*Directions for this task*:
From the listing below, pull out every line where the string "title" appears.

*Material provided*:
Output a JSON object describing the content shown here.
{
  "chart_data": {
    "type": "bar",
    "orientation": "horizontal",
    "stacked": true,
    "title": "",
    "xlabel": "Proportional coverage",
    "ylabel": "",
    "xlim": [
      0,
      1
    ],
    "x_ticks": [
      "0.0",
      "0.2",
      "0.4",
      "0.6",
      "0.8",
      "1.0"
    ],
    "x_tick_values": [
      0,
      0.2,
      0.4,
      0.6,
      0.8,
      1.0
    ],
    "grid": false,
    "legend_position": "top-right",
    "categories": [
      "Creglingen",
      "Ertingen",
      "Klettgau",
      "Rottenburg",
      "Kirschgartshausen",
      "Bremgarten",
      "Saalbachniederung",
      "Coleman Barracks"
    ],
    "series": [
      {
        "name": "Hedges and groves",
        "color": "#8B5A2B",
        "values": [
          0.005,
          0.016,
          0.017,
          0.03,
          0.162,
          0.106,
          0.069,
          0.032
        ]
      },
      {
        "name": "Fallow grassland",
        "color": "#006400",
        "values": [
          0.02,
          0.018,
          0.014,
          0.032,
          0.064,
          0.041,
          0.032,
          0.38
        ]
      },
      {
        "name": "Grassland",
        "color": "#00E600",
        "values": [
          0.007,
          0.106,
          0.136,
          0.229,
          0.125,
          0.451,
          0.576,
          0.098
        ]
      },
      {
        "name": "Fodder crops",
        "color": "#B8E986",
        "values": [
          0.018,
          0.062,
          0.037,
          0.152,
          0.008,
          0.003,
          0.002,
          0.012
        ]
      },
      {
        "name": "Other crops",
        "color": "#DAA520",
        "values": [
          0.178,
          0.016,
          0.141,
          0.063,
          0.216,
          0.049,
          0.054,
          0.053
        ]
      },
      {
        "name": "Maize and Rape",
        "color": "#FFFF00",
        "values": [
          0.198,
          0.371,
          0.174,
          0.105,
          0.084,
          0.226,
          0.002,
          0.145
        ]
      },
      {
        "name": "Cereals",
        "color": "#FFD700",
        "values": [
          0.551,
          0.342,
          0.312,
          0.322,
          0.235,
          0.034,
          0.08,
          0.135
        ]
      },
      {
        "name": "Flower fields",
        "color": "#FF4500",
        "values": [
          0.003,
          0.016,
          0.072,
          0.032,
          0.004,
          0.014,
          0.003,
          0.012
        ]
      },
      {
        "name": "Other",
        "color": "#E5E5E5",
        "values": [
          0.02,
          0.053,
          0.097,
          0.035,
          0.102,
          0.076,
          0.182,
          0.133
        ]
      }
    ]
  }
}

==

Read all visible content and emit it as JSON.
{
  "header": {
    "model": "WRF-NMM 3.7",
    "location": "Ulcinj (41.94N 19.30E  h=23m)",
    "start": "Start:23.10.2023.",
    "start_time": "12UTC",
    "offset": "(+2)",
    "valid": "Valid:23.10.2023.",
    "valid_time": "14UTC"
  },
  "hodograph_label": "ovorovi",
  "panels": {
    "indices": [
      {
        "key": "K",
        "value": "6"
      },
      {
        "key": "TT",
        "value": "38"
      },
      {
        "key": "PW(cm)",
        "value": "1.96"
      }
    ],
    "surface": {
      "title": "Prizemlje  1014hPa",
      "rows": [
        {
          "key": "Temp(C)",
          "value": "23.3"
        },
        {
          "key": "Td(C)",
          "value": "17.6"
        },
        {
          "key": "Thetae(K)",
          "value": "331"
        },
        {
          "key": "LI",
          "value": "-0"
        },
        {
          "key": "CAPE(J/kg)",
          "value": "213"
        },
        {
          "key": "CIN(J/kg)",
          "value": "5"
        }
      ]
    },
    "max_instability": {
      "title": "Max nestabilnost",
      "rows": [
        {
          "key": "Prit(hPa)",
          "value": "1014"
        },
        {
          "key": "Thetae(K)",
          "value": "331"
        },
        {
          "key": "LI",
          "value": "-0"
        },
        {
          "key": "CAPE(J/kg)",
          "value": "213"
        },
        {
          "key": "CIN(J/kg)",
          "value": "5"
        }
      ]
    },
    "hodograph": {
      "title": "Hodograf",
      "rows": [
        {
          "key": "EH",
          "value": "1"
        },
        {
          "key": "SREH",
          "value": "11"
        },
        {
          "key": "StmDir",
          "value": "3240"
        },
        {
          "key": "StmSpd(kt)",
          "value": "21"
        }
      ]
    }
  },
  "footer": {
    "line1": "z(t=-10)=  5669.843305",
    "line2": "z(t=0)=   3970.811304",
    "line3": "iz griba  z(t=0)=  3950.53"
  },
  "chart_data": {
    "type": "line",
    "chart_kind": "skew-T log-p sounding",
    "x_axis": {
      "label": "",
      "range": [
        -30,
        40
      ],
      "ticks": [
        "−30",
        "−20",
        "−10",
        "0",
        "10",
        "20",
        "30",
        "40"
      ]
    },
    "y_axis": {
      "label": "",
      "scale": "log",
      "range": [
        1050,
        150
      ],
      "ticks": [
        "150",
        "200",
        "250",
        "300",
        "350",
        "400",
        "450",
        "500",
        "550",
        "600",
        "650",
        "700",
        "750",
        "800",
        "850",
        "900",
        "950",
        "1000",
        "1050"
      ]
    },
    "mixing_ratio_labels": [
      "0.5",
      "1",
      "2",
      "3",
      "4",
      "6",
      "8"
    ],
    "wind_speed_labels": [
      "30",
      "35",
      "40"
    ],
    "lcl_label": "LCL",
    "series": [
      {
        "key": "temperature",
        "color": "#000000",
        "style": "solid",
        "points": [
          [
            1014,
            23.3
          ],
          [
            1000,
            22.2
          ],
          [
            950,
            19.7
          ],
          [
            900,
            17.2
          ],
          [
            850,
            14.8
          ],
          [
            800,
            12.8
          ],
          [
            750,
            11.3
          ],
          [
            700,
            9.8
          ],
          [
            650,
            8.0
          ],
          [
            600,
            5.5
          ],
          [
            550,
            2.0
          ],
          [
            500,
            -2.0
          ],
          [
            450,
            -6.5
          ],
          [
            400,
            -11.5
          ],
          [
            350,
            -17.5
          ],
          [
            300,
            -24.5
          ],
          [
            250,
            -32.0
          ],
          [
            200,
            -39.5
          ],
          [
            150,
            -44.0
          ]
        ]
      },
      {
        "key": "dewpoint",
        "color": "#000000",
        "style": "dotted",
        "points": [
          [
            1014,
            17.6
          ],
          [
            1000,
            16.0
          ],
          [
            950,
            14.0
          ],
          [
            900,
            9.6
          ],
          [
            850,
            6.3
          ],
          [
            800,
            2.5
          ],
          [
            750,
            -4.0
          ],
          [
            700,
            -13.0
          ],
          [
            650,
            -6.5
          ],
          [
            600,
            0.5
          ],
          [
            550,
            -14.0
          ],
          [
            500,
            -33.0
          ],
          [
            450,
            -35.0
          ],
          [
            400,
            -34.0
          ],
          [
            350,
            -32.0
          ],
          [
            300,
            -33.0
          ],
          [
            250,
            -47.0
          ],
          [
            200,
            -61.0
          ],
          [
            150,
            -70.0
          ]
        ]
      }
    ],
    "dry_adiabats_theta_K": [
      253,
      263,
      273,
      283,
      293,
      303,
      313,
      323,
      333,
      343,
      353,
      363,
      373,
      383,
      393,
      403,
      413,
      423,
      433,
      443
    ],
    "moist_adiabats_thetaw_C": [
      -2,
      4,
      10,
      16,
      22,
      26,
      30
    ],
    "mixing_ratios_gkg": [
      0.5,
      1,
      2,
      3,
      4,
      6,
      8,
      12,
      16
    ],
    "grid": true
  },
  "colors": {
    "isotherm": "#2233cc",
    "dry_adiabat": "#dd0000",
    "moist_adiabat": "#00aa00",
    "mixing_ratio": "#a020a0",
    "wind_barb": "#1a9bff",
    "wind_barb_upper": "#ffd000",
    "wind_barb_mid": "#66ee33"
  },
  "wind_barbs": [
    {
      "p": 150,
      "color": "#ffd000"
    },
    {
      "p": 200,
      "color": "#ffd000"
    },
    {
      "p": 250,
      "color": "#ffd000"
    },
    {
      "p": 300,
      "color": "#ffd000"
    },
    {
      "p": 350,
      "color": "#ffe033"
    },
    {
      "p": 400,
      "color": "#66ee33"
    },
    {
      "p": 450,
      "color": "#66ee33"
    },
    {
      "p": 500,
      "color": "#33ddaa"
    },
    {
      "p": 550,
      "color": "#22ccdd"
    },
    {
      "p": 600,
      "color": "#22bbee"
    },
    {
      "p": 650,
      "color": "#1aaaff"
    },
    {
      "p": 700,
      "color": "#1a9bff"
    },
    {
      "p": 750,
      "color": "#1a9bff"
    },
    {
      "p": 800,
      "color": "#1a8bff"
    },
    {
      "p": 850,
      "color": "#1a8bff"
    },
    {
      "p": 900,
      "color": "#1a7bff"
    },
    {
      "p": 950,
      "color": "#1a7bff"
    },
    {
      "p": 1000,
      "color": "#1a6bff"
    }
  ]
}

*The answer*:
    "title": "",
      "title": "Prizemlje  1014hPa",
      "title": "Max nestabilnost",
      "title": "Hodograf",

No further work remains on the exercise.